## begin RECORD EXCERPTS

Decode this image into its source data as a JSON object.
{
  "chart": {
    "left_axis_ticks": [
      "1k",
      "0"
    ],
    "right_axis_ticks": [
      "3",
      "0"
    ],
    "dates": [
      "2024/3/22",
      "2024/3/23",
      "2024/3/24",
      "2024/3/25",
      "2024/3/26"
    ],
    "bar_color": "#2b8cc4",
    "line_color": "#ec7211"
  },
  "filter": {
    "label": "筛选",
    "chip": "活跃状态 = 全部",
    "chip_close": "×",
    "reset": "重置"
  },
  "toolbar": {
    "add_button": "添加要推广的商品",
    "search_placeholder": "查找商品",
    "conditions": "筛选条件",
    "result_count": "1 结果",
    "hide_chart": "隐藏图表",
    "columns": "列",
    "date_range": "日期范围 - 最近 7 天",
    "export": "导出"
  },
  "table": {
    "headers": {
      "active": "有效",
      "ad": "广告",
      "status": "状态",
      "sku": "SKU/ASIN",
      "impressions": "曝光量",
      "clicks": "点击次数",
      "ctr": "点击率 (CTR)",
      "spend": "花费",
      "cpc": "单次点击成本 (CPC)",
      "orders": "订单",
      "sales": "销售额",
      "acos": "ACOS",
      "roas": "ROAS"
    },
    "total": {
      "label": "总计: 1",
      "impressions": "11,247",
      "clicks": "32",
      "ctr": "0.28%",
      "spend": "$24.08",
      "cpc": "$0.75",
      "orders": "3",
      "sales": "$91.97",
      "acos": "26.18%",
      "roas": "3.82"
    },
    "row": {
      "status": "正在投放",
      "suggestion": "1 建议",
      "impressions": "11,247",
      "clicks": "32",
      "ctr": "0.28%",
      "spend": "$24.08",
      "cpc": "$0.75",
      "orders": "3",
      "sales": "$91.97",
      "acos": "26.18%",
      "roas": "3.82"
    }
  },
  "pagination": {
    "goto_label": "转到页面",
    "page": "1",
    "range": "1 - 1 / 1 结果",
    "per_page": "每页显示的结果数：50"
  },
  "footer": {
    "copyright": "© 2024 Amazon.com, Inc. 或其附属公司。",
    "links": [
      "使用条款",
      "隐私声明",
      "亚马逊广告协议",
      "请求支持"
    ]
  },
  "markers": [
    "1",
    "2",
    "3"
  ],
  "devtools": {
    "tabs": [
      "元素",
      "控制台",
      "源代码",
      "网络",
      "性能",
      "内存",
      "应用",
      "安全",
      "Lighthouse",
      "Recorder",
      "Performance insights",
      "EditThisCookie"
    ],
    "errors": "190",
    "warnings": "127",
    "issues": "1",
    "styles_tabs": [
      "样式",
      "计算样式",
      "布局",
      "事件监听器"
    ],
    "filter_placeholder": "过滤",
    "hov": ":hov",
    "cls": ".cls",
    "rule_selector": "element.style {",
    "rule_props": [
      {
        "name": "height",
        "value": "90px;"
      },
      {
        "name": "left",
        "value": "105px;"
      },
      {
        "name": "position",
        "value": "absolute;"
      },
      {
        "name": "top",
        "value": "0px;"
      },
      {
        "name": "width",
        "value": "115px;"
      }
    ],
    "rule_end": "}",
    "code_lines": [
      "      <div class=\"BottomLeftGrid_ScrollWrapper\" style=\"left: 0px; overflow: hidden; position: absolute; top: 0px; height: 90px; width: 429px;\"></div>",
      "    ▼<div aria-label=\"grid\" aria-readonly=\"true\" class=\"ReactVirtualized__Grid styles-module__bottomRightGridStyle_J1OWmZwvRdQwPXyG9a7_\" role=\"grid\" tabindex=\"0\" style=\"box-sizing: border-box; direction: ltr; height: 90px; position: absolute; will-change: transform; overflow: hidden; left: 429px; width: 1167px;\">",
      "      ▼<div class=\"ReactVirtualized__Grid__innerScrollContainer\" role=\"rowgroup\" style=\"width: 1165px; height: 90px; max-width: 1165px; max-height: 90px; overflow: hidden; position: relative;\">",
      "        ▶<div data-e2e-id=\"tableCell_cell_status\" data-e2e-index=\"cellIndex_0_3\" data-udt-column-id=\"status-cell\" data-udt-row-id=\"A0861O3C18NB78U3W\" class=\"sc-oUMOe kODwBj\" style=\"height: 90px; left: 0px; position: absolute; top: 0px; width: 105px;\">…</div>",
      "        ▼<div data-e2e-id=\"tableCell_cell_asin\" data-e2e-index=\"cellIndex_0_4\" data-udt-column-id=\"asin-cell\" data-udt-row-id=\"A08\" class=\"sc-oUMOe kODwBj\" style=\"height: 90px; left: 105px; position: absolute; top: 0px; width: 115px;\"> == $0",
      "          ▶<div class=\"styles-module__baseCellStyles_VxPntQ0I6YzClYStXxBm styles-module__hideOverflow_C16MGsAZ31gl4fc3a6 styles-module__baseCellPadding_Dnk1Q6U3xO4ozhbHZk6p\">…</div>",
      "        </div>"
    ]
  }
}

## end RECORD EXCERPTS

For each line above that contains the word "absolute", copy that line.

        "value": "absolute;"
      "      <div class=\"BottomLeftGrid_ScrollWrapper\" style=\"left: 0px; overflow: hidden; position: absolute; top: 0px; height: 90px; width: 429px;\"></div>",
      "    ▼<div aria-label=\"grid\" aria-readonly=\"true\" class=\"ReactVirtualized__Grid styles-module__bottomRightGridStyle_J1OWmZwvRdQwPXyG9a7_\" role=\"grid\" tabindex=\"0\" style=\"box-sizing: border-box; direction: ltr; height: 90px; position: absolute; will-change: transform; overflow: hidden; left: 429px; width: 1167px;\">",
      "        ▶<div data-e2e-id=\"tableCell_cell_status\" data-e2e-index=\"cellIndex_0_3\" data-udt-column-id=\"status-cell\" data-udt-row-id=\"A0861O3C18NB78U3W\" class=\"sc-oUMOe kODwBj\" style=\"height: 90px; left: 0px; position: absolute; top: 0px; width: 105px;\">…</div>",
      "        ▼<div data-e2e-id=\"tableCell_cell_asin\" data-e2e-index=\"cellIndex_0_4\" data-udt-column-id=\"asin-cell\" data-udt-row-id=\"A08\" class=\"sc-oUMOe kODwBj\" style=\"height: 90px; left: 105px; position: absolute; top: 0px; width: 115px;\"> == $0",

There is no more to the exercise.